The exercise ▸ Repeat, exactly and completely, the entries shown underneath.

Record excerpts ▸
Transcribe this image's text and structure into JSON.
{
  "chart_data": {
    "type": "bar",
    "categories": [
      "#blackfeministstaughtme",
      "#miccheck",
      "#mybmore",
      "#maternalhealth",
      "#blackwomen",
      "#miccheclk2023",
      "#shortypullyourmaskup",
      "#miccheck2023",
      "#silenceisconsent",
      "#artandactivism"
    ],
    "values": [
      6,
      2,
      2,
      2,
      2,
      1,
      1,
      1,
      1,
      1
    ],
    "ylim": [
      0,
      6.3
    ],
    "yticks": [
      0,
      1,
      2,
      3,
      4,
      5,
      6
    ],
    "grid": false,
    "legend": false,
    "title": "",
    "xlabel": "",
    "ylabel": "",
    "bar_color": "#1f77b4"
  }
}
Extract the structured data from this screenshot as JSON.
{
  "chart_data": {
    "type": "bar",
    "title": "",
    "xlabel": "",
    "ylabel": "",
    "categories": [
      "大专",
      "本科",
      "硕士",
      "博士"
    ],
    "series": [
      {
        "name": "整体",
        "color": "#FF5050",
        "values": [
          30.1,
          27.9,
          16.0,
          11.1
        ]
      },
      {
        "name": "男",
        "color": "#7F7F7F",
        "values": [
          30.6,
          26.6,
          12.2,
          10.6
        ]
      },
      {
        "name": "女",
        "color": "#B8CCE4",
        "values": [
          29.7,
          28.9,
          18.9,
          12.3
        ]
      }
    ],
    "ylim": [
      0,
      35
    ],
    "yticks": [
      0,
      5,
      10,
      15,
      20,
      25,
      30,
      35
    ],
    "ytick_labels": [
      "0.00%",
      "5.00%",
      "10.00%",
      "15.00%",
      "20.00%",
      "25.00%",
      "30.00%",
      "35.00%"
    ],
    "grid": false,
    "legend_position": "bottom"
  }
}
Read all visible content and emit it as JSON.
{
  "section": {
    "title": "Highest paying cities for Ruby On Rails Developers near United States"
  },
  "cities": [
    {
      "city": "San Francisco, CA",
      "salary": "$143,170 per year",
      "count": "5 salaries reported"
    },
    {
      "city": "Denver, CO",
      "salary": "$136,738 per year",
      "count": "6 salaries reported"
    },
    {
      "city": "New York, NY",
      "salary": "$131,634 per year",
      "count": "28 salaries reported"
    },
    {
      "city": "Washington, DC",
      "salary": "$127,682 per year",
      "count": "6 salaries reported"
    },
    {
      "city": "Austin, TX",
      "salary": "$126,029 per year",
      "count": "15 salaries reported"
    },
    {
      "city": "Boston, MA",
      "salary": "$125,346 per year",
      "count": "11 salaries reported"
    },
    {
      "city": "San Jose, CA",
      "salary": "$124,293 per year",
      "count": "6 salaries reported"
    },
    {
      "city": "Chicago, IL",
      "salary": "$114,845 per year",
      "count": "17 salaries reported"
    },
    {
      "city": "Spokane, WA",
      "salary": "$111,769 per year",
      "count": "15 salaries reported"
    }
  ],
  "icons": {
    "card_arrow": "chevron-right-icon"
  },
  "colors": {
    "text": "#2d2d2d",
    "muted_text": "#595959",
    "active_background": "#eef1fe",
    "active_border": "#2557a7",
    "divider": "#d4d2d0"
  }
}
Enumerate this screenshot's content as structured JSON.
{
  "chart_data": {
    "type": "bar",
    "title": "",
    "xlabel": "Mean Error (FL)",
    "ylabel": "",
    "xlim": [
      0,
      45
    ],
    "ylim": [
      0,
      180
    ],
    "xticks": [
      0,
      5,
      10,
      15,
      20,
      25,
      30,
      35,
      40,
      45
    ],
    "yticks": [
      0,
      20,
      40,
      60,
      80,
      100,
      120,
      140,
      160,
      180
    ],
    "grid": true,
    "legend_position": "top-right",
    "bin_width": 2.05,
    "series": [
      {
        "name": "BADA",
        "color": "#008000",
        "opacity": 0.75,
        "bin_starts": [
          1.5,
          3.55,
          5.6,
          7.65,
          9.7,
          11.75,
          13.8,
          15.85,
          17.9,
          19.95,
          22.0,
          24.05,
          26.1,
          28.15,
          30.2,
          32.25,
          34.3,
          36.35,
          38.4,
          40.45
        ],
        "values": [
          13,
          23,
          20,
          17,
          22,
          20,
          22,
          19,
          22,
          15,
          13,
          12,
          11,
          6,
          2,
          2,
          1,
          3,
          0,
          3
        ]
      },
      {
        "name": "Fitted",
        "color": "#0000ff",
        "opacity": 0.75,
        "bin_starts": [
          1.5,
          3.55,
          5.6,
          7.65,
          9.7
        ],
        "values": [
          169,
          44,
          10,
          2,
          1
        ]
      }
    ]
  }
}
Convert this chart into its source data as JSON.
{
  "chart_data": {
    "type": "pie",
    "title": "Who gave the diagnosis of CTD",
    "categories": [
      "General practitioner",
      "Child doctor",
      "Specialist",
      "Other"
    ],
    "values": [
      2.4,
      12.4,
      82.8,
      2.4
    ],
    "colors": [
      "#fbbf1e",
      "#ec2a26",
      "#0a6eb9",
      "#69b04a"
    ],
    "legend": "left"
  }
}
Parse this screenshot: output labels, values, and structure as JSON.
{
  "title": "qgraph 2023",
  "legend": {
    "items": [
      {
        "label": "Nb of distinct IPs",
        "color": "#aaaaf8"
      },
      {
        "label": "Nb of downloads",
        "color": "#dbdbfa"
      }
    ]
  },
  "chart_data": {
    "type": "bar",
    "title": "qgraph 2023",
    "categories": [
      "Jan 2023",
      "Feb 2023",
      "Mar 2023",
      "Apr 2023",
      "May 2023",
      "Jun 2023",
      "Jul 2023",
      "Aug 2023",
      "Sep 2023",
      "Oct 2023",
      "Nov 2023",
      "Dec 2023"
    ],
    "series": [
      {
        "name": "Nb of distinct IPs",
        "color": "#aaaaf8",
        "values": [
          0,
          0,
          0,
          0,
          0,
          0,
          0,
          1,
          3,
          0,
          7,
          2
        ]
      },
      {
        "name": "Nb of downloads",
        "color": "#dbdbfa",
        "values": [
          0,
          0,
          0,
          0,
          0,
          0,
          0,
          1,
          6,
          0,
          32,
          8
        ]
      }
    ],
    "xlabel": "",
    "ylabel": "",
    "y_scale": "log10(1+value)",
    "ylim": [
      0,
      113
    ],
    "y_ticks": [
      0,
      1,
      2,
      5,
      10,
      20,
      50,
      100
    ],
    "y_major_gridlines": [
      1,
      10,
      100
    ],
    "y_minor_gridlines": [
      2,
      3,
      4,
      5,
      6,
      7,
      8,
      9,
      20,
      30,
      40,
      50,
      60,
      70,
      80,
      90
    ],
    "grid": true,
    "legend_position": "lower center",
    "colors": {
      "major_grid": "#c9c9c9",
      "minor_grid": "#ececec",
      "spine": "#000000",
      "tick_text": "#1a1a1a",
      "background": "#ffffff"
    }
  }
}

Answer below ▸
Transcribe this image's text and structure into JSON.
{
  "chart_data": {
    "type": "bar",
    "categories": [
      "#blackfeministstaughtme",
      "#miccheck",
      "#mybmore",
      "#maternalhealth",
      "#blackwomen",
      "#miccheclk2023",
      "#shortypullyourmaskup",
      "#miccheck2023",
      "#silenceisconsent",
      "#artandactivism"
    ],
    "values": [
      6,
      2,
      2,
      2,
      2,
      1,
      1,
      1,
      1,
      1
    ],
    "ylim": [
      0,
      6.3
    ],
    "yticks": [
      0,
      1,
      2,
      3,
      4,
      5,
      6
    ],
    "grid": false,
    "legend": false,
    "title": "",
    "xlabel": "",
    "ylabel": "",
    "bar_color": "#1f77b4"
  }
}
Extract the structured data from this screenshot as JSON.
{
  "chart_data": {
    "type": "bar",
    "title": "",
    "xlabel": "",
    "ylabel": "",
    "categories": [
      "大专",
      "本科",
      "硕士",
      "博士"
    ],
    "series": [
      {
        "name": "整体",
        "color": "#FF5050",
        "values": [
          30.1,
          27.9,
          16.0,
          11.1
        ]
      },
      {
        "name": "男",
        "color": "#7F7F7F",
        "values": [
          30.6,
          26.6,
          12.2,
          10.6
        ]
      },
      {
        "name": "女",
        "color": "#B8CCE4",
        "values": [
          29.7,
          28.9,
          18.9,
          12.3
        ]
      }
    ],
    "ylim": [
      0,
      35
    ],
    "yticks": [
      0,
      5,
      10,
      15,
      20,
      25,
      30,
      35
    ],
    "ytick_labels": [
      "0.00%",
      "5.00%",
      "10.00%",
      "15.00%",
      "20.00%",
      "25.00%",
      "30.00%",
      "35.00%"
    ],
    "grid": false,
    "legend_position": "bottom"
  }
}
Read all visible content and emit it as JSON.
{
  "section": {
    "title": "Highest paying cities for Ruby On Rails Developers near United States"
  },
  "cities": [
    {
      "city": "San Francisco, CA",
      "salary": "$143,170 per year",
      "count": "5 salaries reported"
    },
    {
      "city": "Denver, CO",
      "salary": "$136,738 per year",
      "count": "6 salaries reported"
    },
    {
      "city": "New York, NY",
      "salary": "$131,634 per year",
      "count": "28 salaries reported"
    },
    {
      "city": "Washington, DC",
      "salary": "$127,682 per year",
      "count": "6 salaries reported"
    },
    {
      "city": "Austin, TX",
      "salary": "$126,029 per year",
      "count": "15 salaries reported"
    },
    {
      "city": "Boston, MA",
      "salary": "$125,346 per year",
      "count": "11 salaries reported"
    },
    {
      "city": "San Jose, CA",
      "salary": "$124,293 per year",
      "count": "6 salaries reported"
    },
    {
      "city": "Chicago, IL",
      "salary": "$114,845 per year",
      "count": "17 salaries reported"
    },
    {
      "city": "Spokane, WA",
      "salary": "$111,769 per year",
      "count": "15 salaries reported"
    }
  ],
  "icons": {
    "card_arrow": "chevron-right-icon"
  },
  "colors": {
    "text": "#2d2d2d",
    "muted_text": "#595959",
    "active_background": "#eef1fe",
    "active_border": "#2557a7",
    "divider": "#d4d2d0"
  }
}
Enumerate this screenshot's content as structured JSON.
{
  "chart_data": {
    "type": "bar",
    "title": "",
    "xlabel": "Mean Error (FL)",
    "ylabel": "",
    "xlim": [
      0,
      45
    ],
    "ylim": [
      0,
      180
    ],
    "xticks": [
      0,
      5,
      10,
      15,
      20,
      25,
      30,
      35,
      40,
      45
    ],
    "yticks": [
      0,
      20,
      40,
      60,
      80,
      100,
      120,
      140,
      160,
      180
    ],
    "grid": true,
    "legend_position": "top-right",
    "bin_width": 2.05,
    "series": [
      {
        "name": "BADA",
        "color": "#008000",
        "opacity": 0.75,
        "bin_starts": [
          1.5,
          3.55,
          5.6,
          7.65,
          9.7,
          11.75,
          13.8,
          15.85,
          17.9,
          19.95,
          22.0,
          24.05,
          26.1,
          28.15,
          30.2,
          32.25,
          34.3,
          36.35,
          38.4,
          40.45
        ],
        "values": [
          13,
          23,
          20,
          17,
          22,
          20,
          22,
          19,
          22,
          15,
          13,
          12,
          11,
          6,
          2,
          2,
          1,
          3,
          0,
          3
        ]
      },
      {
        "name": "Fitted",
        "color": "#0000ff",
        "opacity": 0.75,
        "bin_starts": [
          1.5,
          3.55,
          5.6,
          7.65,
          9.7
        ],
        "values": [
          169,
          44,
          10,
          2,
          1
        ]
      }
    ]
  }
}
Convert this chart into its source data as JSON.
{
  "chart_data": {
    "type": "pie",
    "title": "Who gave the diagnosis of CTD",
    "categories": [
      "General practitioner",
      "Child doctor",
      "Specialist",
      "Other"
    ],
    "values": [
      2.4,
      12.4,
      82.8,
      2.4
    ],
    "colors": [
      "#fbbf1e",
      "#ec2a26",
      "#0a6eb9",
      "#69b04a"
    ],
    "legend": "left"
  }
}
Parse this screenshot: output labels, values, and structure as JSON.
{
  "title": "qgraph 2023",
  "legend": {
    "items": [
      {
        "label": "Nb of distinct IPs",
        "color": "#aaaaf8"
      },
      {
        "label": "Nb of downloads",
        "color": "#dbdbfa"
      }
    ]
  },
  "chart_data": {
    "type": "bar",
    "title": "qgraph 2023",
    "categories": [
      "Jan 2023",
      "Feb 2023",
      "Mar 2023",
      "Apr 2023",
      "May 2023",
      "Jun 2023",
      "Jul 2023",
      "Aug 2023",
      "Sep 2023",
      "Oct 2023",
      "Nov 2023",
      "Dec 2023"
    ],
    "series": [
      {
        "name": "Nb of distinct IPs",
        "color": "#aaaaf8",
        "values": [
          0,
          0,
          0,
          0,
          0,
          0,
          0,
          1,
          3,
          0,
          7,
          2
        ]
      },
      {
        "name": "Nb of downloads",
        "color": "#dbdbfa",
        "values": [
          0,
          0,
          0,
          0,
          0,
          0,
          0,
          1,
          6,
          0,
          32,
          8
        ]
      }
    ],
    "xlabel": "",
    "ylabel": "",
    "y_scale": "log10(1+value)",
    "ylim": [
      0,
      113
    ],
    "y_ticks": [
      0,
      1,
      2,
      5,
      10,
      20,
      50,
      100
    ],
    "y_major_gridlines": [
      1,
      10,
      100
    ],
    "y_minor_gridlines": [
      2,
      3,
      4,
      5,
      6,
      7,
      8,
      9,
      20,
      30,
      40,
      50,
      60,
      70,
      80,
      90
    ],
    "grid": true,
    "legend_position": "lower center",
    "colors": {
      "major_grid": "#c9c9c9",
      "minor_grid": "#ececec",
      "spine": "#000000",
      "tick_text": "#1a1a1a",
      "background": "#ffffff"
    }
  }
}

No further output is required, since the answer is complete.